__Exercise instructions__: Give the number of lines below that contain the word "JSON", and nothing else.

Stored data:

[start]

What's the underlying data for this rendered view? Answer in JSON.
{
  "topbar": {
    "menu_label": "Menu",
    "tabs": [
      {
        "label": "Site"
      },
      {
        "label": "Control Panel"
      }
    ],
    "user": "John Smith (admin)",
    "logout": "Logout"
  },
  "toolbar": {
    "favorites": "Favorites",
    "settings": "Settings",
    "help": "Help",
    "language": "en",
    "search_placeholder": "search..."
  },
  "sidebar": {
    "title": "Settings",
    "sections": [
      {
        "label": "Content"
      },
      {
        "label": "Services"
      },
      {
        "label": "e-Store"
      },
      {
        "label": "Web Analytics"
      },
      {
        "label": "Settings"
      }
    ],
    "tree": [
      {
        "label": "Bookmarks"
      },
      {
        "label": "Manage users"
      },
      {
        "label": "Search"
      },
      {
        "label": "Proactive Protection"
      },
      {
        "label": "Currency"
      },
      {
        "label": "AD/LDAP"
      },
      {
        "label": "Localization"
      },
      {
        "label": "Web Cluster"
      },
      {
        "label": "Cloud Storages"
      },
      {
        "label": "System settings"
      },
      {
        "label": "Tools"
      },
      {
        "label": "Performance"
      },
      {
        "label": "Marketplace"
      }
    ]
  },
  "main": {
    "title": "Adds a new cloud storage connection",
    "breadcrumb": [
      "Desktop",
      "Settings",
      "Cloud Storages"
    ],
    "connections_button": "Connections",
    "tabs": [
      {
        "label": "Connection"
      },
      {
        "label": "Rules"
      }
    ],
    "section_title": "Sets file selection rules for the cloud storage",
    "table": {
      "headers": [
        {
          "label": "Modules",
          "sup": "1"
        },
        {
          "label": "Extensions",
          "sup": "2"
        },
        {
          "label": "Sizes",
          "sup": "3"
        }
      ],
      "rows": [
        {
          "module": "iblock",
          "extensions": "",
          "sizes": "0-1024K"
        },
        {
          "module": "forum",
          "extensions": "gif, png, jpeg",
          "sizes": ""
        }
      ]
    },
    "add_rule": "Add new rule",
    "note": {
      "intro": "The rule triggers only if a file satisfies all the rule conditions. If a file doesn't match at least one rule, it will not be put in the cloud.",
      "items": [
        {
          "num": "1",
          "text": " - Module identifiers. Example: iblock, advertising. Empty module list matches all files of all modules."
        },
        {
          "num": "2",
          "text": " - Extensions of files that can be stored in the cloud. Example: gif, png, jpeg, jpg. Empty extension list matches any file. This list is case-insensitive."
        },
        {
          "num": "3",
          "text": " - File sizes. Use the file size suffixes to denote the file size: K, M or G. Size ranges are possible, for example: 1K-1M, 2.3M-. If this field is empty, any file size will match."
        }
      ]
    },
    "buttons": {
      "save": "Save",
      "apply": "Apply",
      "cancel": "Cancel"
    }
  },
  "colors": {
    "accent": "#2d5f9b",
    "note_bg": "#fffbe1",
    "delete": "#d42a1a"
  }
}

[end]
[start]

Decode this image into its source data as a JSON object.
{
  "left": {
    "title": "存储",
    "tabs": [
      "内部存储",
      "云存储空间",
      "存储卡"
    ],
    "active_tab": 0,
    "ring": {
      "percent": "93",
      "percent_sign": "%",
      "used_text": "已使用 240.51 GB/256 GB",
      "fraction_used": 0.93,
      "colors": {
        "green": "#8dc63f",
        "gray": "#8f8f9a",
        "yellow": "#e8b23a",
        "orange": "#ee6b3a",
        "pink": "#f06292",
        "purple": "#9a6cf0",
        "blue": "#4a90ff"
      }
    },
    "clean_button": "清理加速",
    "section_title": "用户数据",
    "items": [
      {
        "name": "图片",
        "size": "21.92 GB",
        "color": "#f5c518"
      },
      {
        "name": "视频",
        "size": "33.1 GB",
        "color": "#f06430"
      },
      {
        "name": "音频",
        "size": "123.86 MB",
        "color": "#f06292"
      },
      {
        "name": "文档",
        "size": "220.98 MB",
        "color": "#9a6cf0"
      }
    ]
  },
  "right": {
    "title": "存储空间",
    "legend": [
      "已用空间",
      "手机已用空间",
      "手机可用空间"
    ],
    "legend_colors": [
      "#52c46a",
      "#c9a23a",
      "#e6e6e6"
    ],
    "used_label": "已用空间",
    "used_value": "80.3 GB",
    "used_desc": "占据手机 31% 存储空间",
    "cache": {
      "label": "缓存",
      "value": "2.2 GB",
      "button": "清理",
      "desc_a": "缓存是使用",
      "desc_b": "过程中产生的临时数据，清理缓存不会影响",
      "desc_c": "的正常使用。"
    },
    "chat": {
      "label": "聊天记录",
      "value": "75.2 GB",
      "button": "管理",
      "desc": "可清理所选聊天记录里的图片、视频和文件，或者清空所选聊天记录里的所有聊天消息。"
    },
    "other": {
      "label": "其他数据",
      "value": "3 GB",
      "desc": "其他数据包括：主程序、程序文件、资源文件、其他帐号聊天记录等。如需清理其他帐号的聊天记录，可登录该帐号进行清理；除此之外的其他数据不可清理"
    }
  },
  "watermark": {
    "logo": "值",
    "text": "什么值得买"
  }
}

[end]

__Reply to the task__: 2